**CHALLENGE**
Transcribe every entry word for word. Skip the pictures.

>> Begin RAW RECORDS

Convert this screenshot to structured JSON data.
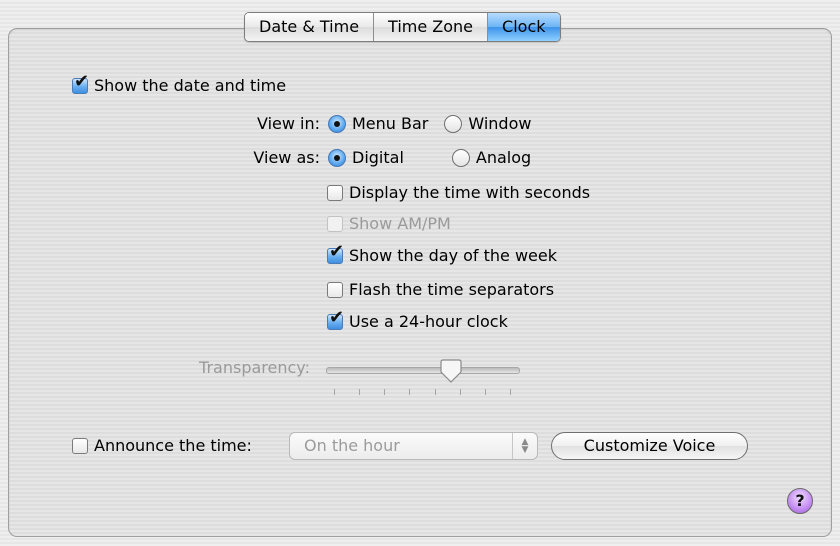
{
  "tabs": [
    "Date & Time",
    "Time Zone",
    "Clock"
  ],
  "active_tab": 2,
  "show_date_time": {
    "label": "Show the date and time",
    "checked": true
  },
  "view_in": {
    "label": "View in:",
    "options": [
      "Menu Bar",
      "Window"
    ],
    "selected": "Menu Bar"
  },
  "view_as": {
    "label": "View as:",
    "options": [
      "Digital",
      "Analog"
    ],
    "selected": "Digital"
  },
  "options": [
    {
      "label": "Display the time with seconds",
      "checked": false,
      "enabled": true
    },
    {
      "label": "Show AM/PM",
      "checked": false,
      "enabled": false
    },
    {
      "label": "Show the day of the week",
      "checked": true,
      "enabled": true
    },
    {
      "label": "Flash the time separators",
      "checked": false,
      "enabled": true
    },
    {
      "label": "Use a 24-hour clock",
      "checked": true,
      "enabled": true
    }
  ],
  "transparency": {
    "label": "Transparency:",
    "value": 0.65,
    "enabled": false
  },
  "announce": {
    "label": "Announce the time:",
    "checked": false,
    "popup_value": "On the hour",
    "button_label": "Customize Voice"
  },
  "help_label": "?",
  "icons": {
    "check": "✔",
    "popup_arrows": "up-down-arrows-icon"
  }
}
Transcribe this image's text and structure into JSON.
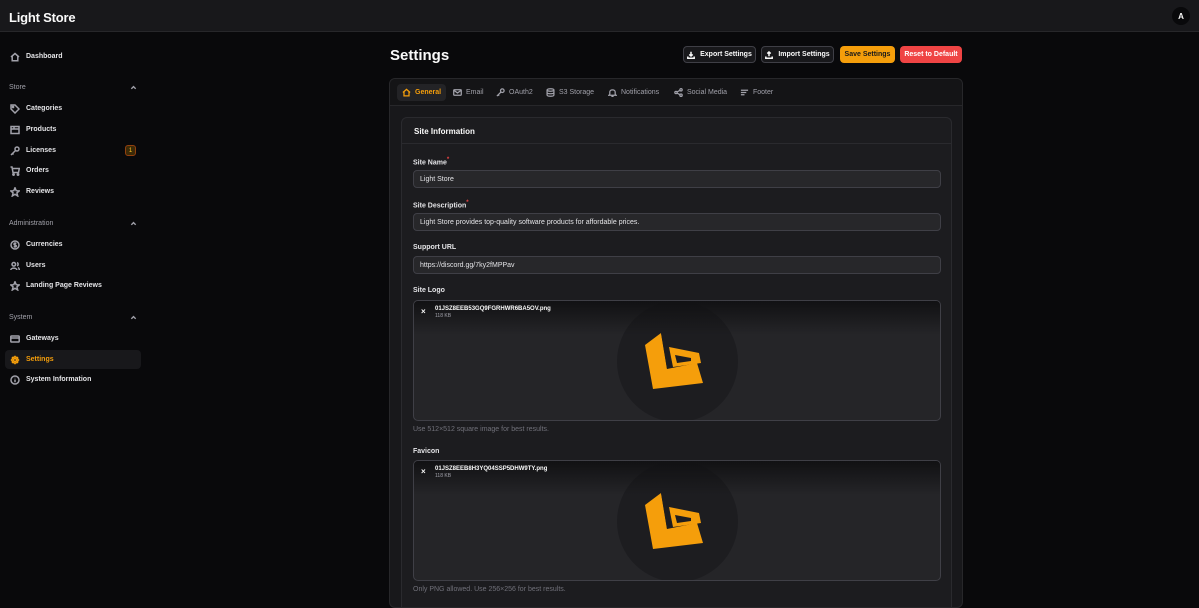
{
  "app": {
    "title": "Light Store",
    "avatar_initial": "A"
  },
  "sidebar": {
    "dashboard": "Dashboard",
    "groups": {
      "store": "Store",
      "administration": "Administration",
      "system": "System"
    },
    "items": {
      "categories": "Categories",
      "products": "Products",
      "licenses": "Licenses",
      "licenses_badge": "1",
      "orders": "Orders",
      "reviews": "Reviews",
      "currencies": "Currencies",
      "users": "Users",
      "landing_reviews": "Landing Page Reviews",
      "gateways": "Gateways",
      "settings": "Settings",
      "system_info": "System Information"
    }
  },
  "header": {
    "title": "Settings",
    "export": "Export Settings",
    "import": "Import Settings",
    "save": "Save Settings",
    "reset": "Reset to Default"
  },
  "tabs": [
    "General",
    "Email",
    "OAuth2",
    "S3 Storage",
    "Notifications",
    "Social Media",
    "Footer"
  ],
  "section": {
    "title": "Site Information",
    "site_name_label": "Site Name",
    "site_name_value": "Light Store",
    "site_desc_label": "Site Description",
    "site_desc_value": "Light Store provides top-quality software products for affordable prices.",
    "support_label": "Support URL",
    "support_value": "https://discord.gg/7ky2fMPPav",
    "logo_label": "Site Logo",
    "logo_file": "01JSZ8EEB53GQ9FGRHWR6BA5OV.png",
    "logo_size": "118 KB",
    "logo_hint": "Use 512×512 square image for best results.",
    "favicon_label": "Favicon",
    "favicon_file": "01JSZ8EEB8H3YQ04SSP5DHW9TY.png",
    "favicon_size": "118 KB",
    "favicon_hint": "Only PNG allowed. Use 256×256 for best results.",
    "required_mark": "*",
    "remove_glyph": "×"
  },
  "colors": {
    "accent": "#f59e0b",
    "danger": "#ef4444",
    "background": "#09090b",
    "surface": "#18181b"
  }
}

>> End RAW RECORDS

**SOLUTION TO THIS PROBLEM**
Convert this screenshot to structured JSON data.
{
  "tabs": [
    "Date & Time",
    "Time Zone",
    "Clock"
  ],
  "active_tab": 2,
  "show_date_time": {
    "label": "Show the date and time",
    "checked": true
  },
  "view_in": {
    "label": "View in:",
    "options": [
      "Menu Bar",
      "Window"
    ],
    "selected": "Menu Bar"
  },
  "view_as": {
    "label": "View as:",
    "options": [
      "Digital",
      "Analog"
    ],
    "selected": "Digital"
  },
  "options": [
    {
      "label": "Display the time with seconds",
      "checked": false,
      "enabled": true
    },
    {
      "label": "Show AM/PM",
      "checked": false,
      "enabled": false
    },
    {
      "label": "Show the day of the week",
      "checked": true,
      "enabled": true
    },
    {
      "label": "Flash the time separators",
      "checked": false,
      "enabled": true
    },
    {
      "label": "Use a 24-hour clock",
      "checked": true,
      "enabled": true
    }
  ],
  "transparency": {
    "label": "Transparency:",
    "value": 0.65,
    "enabled": false
  },
  "announce": {
    "label": "Announce the time:",
    "checked": false,
    "popup_value": "On the hour",
    "button_label": "Customize Voice"
  },
  "help_label": "?",
  "icons": {
    "check": "✔",
    "popup_arrows": "up-down-arrows-icon"
  }
}
Transcribe this image's text and structure into JSON.
{
  "app": {
    "title": "Light Store",
    "avatar_initial": "A"
  },
  "sidebar": {
    "dashboard": "Dashboard",
    "groups": {
      "store": "Store",
      "administration": "Administration",
      "system": "System"
    },
    "items": {
      "categories": "Categories",
      "products": "Products",
      "licenses": "Licenses",
      "licenses_badge": "1",
      "orders": "Orders",
      "reviews": "Reviews",
      "currencies": "Currencies",
      "users": "Users",
      "landing_reviews": "Landing Page Reviews",
      "gateways": "Gateways",
      "settings": "Settings",
      "system_info": "System Information"
    }
  },
  "header": {
    "title": "Settings",
    "export": "Export Settings",
    "import": "Import Settings",
    "save": "Save Settings",
    "reset": "Reset to Default"
  },
  "tabs": [
    "General",
    "Email",
    "OAuth2",
    "S3 Storage",
    "Notifications",
    "Social Media",
    "Footer"
  ],
  "section": {
    "title": "Site Information",
    "site_name_label": "Site Name",
    "site_name_value": "Light Store",
    "site_desc_label": "Site Description",
    "site_desc_value": "Light Store provides top-quality software products for affordable prices.",
    "support_label": "Support URL",
    "support_value": "https://discord.gg/7ky2fMPPav",
    "logo_label": "Site Logo",
    "logo_file": "01JSZ8EEB53GQ9FGRHWR6BA5OV.png",
    "logo_size": "118 KB",
    "logo_hint": "Use 512×512 square image for best results.",
    "favicon_label": "Favicon",
    "favicon_file": "01JSZ8EEB8H3YQ04SSP5DHW9TY.png",
    "favicon_size": "118 KB",
    "favicon_hint": "Only PNG allowed. Use 256×256 for best results.",
    "required_mark": "*",
    "remove_glyph": "×"
  },
  "colors": {
    "accent": "#f59e0b",
    "danger": "#ef4444",
    "background": "#09090b",
    "surface": "#18181b"
  }
}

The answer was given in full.